* Required task:
Look below. Copy each line that has "value" in it.

## Begin

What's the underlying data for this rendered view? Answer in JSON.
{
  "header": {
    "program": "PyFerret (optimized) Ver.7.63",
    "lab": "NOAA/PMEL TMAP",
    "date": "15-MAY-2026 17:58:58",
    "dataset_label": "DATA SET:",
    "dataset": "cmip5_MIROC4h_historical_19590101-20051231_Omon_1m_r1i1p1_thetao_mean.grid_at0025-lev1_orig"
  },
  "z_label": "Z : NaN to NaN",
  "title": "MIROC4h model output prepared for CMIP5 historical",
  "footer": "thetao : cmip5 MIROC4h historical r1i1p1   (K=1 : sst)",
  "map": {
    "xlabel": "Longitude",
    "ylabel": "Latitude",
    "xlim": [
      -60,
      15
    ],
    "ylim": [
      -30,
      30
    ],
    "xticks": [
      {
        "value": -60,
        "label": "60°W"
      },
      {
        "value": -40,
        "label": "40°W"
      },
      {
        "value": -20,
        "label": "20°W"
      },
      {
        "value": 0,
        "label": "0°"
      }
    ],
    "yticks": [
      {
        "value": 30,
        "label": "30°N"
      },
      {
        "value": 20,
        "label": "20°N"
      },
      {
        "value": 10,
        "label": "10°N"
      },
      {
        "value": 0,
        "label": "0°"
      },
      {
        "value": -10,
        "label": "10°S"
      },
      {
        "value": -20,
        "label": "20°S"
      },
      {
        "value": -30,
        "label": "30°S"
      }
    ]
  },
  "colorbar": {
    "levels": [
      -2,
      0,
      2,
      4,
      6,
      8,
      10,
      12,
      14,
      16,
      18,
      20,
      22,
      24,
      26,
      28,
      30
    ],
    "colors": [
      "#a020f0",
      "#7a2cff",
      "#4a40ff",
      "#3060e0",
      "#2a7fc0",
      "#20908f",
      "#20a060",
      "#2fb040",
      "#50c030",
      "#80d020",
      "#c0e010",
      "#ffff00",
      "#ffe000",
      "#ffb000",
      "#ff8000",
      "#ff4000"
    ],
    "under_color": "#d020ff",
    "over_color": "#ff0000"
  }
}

## End

* Response below:
        "value": -60,
        "value": -40,
        "value": -20,
        "value": 0,
        "value": 30,
        "value": 20,
        "value": 10,
        "value": 0,
        "value": -10,
        "value": -20,
        "value": -30,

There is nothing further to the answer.